> TASK DESCRIPTION
Of all the lines in these entries, how many contain the string "Residual"? Give only that count.

______________________________

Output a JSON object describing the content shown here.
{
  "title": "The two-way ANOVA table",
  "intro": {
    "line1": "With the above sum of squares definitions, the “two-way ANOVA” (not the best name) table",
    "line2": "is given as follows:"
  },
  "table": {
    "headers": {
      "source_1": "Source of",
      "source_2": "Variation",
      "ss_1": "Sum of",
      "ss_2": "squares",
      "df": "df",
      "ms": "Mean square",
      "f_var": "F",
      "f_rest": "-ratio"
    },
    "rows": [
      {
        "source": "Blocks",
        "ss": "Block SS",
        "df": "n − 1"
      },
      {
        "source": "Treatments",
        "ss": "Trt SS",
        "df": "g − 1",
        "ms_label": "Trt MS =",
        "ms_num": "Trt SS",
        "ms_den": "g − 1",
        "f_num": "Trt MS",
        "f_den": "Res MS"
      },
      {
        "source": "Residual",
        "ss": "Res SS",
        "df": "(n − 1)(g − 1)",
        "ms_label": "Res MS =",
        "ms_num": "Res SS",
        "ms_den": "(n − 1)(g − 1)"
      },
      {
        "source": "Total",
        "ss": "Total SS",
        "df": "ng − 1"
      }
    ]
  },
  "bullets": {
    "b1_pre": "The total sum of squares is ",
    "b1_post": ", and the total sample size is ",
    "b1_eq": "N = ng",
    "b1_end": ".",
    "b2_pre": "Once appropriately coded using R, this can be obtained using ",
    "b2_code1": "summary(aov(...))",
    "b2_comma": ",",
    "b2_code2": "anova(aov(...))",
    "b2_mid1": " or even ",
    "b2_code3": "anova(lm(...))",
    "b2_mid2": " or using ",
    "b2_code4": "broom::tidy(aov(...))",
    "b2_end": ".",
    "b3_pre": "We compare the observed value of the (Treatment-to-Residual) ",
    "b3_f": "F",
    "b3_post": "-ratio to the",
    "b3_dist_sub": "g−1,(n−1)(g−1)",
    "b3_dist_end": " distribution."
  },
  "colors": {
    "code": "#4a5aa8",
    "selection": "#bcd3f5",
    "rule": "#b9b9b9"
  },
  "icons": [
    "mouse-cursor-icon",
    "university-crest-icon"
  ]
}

______________________________

> FULL SOLUTION
2